### Exercise brief
Give the total number of lines with the word "title" in them, and no other words.

[Collected data]
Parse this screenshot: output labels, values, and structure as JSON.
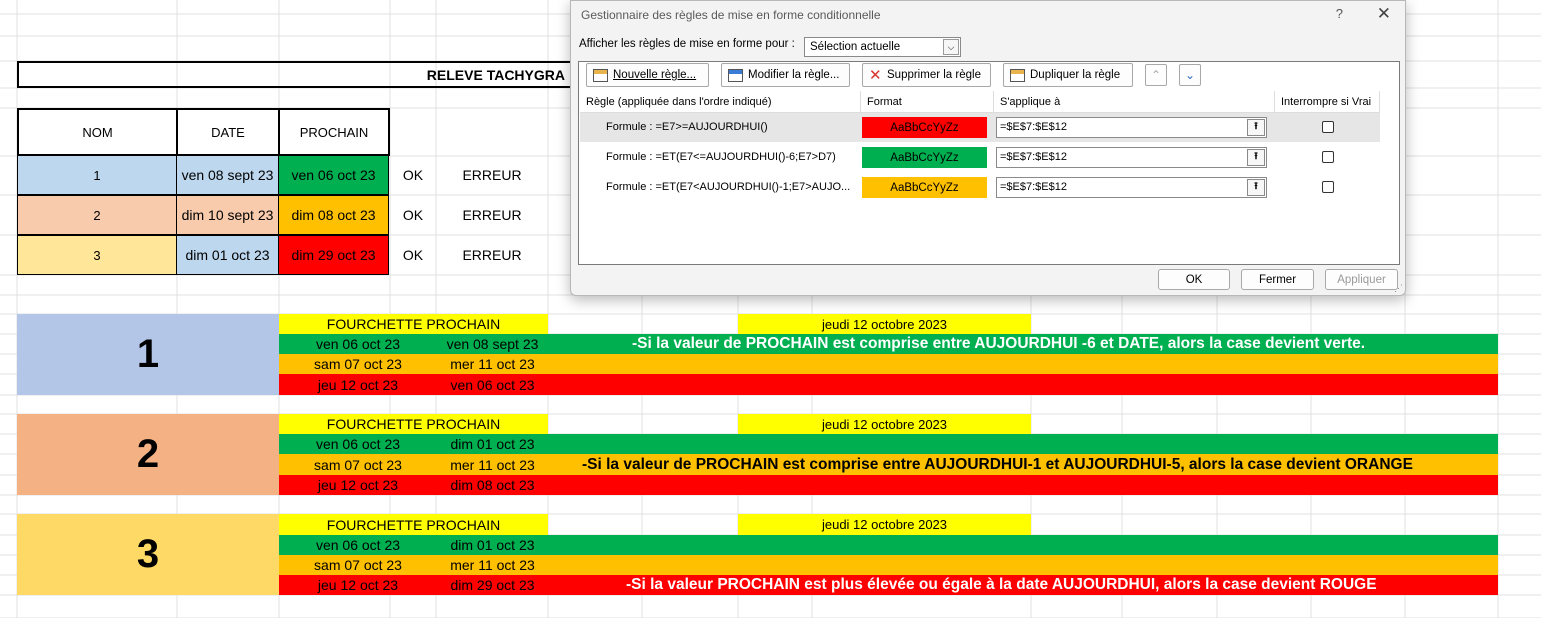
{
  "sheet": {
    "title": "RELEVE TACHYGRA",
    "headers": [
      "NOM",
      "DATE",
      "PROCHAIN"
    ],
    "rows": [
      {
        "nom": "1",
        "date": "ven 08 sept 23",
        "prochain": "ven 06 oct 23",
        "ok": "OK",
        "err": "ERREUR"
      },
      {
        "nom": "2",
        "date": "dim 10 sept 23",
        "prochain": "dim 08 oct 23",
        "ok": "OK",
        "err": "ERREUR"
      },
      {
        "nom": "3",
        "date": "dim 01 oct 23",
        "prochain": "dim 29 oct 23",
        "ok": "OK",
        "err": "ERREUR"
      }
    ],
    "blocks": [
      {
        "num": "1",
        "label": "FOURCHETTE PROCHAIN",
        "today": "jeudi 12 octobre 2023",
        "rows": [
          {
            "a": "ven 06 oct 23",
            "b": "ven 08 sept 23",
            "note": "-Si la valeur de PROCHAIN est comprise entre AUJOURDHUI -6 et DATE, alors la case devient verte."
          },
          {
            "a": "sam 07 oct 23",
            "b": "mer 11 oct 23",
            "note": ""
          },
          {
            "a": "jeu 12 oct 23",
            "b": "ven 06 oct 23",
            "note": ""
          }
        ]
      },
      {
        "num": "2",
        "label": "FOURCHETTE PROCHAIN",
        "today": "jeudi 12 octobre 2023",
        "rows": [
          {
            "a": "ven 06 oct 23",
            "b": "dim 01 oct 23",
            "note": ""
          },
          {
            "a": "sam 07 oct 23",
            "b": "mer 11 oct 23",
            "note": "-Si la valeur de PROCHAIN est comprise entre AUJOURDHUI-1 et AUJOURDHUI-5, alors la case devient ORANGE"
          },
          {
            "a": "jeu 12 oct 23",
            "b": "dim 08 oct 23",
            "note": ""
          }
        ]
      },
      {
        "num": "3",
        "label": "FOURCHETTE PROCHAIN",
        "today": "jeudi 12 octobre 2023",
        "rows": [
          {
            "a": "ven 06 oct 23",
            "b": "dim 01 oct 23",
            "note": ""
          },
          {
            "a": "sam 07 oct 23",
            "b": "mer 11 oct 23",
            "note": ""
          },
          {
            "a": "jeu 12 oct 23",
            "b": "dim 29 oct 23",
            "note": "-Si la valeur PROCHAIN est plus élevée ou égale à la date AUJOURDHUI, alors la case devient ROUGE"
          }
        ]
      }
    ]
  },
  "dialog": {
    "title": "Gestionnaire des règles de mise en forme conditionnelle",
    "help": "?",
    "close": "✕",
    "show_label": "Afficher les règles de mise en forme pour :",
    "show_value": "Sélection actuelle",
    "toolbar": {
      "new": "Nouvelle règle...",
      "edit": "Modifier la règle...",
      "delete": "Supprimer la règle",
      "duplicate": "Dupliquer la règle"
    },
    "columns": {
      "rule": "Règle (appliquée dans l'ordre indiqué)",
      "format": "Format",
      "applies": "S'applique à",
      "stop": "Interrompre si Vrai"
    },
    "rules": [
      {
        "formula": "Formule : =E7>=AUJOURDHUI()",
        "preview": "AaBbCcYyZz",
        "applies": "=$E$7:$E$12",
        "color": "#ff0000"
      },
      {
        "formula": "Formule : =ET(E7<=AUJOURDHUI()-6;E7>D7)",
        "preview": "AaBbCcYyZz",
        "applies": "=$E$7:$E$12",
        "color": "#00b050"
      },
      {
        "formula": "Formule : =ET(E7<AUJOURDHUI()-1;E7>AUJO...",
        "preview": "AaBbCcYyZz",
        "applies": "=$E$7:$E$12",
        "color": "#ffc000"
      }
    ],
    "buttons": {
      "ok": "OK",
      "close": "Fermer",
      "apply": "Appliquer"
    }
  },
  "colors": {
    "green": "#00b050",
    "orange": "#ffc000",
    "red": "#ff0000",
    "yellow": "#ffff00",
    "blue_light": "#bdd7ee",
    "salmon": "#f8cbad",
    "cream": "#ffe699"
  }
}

### Expected output
2